*Stored data*:
○ ○ ○

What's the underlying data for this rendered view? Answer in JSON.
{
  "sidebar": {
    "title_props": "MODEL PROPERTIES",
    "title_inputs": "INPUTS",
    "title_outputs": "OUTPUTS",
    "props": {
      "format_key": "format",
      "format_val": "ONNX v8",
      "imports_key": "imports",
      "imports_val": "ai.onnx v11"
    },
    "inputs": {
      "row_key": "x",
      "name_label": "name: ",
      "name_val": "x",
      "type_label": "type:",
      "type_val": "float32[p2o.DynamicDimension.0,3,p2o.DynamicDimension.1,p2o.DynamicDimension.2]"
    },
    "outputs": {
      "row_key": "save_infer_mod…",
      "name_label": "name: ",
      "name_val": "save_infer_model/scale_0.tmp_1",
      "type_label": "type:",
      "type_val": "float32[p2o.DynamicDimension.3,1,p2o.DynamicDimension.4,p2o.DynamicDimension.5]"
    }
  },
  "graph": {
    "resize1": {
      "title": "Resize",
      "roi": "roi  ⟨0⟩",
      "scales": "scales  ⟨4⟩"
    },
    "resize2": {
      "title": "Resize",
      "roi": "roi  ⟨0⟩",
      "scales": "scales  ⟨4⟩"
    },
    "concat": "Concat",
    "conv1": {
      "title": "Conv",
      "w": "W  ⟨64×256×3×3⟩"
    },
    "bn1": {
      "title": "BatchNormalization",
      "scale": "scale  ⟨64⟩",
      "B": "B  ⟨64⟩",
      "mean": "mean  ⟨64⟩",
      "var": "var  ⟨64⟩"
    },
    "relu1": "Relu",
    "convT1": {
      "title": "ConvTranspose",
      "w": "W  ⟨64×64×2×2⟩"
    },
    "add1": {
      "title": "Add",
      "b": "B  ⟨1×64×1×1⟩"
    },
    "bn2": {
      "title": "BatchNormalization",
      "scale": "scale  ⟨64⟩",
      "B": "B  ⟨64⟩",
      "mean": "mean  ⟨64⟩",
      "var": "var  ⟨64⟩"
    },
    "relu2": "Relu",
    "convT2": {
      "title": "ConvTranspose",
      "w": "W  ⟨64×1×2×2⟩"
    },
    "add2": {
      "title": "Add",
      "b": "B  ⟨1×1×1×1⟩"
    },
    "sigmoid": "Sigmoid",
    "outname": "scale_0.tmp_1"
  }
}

○ ○ ○

*STATED TASK*:
Return all of the entries exactly as written.

*FINISHED TASK*:
What's the underlying data for this rendered view? Answer in JSON.
{
  "sidebar": {
    "title_props": "MODEL PROPERTIES",
    "title_inputs": "INPUTS",
    "title_outputs": "OUTPUTS",
    "props": {
      "format_key": "format",
      "format_val": "ONNX v8",
      "imports_key": "imports",
      "imports_val": "ai.onnx v11"
    },
    "inputs": {
      "row_key": "x",
      "name_label": "name: ",
      "name_val": "x",
      "type_label": "type:",
      "type_val": "float32[p2o.DynamicDimension.0,3,p2o.DynamicDimension.1,p2o.DynamicDimension.2]"
    },
    "outputs": {
      "row_key": "save_infer_mod…",
      "name_label": "name: ",
      "name_val": "save_infer_model/scale_0.tmp_1",
      "type_label": "type:",
      "type_val": "float32[p2o.DynamicDimension.3,1,p2o.DynamicDimension.4,p2o.DynamicDimension.5]"
    }
  },
  "graph": {
    "resize1": {
      "title": "Resize",
      "roi": "roi  ⟨0⟩",
      "scales": "scales  ⟨4⟩"
    },
    "resize2": {
      "title": "Resize",
      "roi": "roi  ⟨0⟩",
      "scales": "scales  ⟨4⟩"
    },
    "concat": "Concat",
    "conv1": {
      "title": "Conv",
      "w": "W  ⟨64×256×3×3⟩"
    },
    "bn1": {
      "title": "BatchNormalization",
      "scale": "scale  ⟨64⟩",
      "B": "B  ⟨64⟩",
      "mean": "mean  ⟨64⟩",
      "var": "var  ⟨64⟩"
    },
    "relu1": "Relu",
    "convT1": {
      "title": "ConvTranspose",
      "w": "W  ⟨64×64×2×2⟩"
    },
    "add1": {
      "title": "Add",
      "b": "B  ⟨1×64×1×1⟩"
    },
    "bn2": {
      "title": "BatchNormalization",
      "scale": "scale  ⟨64⟩",
      "B": "B  ⟨64⟩",
      "mean": "mean  ⟨64⟩",
      "var": "var  ⟨64⟩"
    },
    "relu2": "Relu",
    "convT2": {
      "title": "ConvTranspose",
      "w": "W  ⟨64×1×2×2⟩"
    },
    "add2": {
      "title": "Add",
      "b": "B  ⟨1×1×1×1⟩"
    },
    "sigmoid": "Sigmoid",
    "outname": "scale_0.tmp_1"
  }
}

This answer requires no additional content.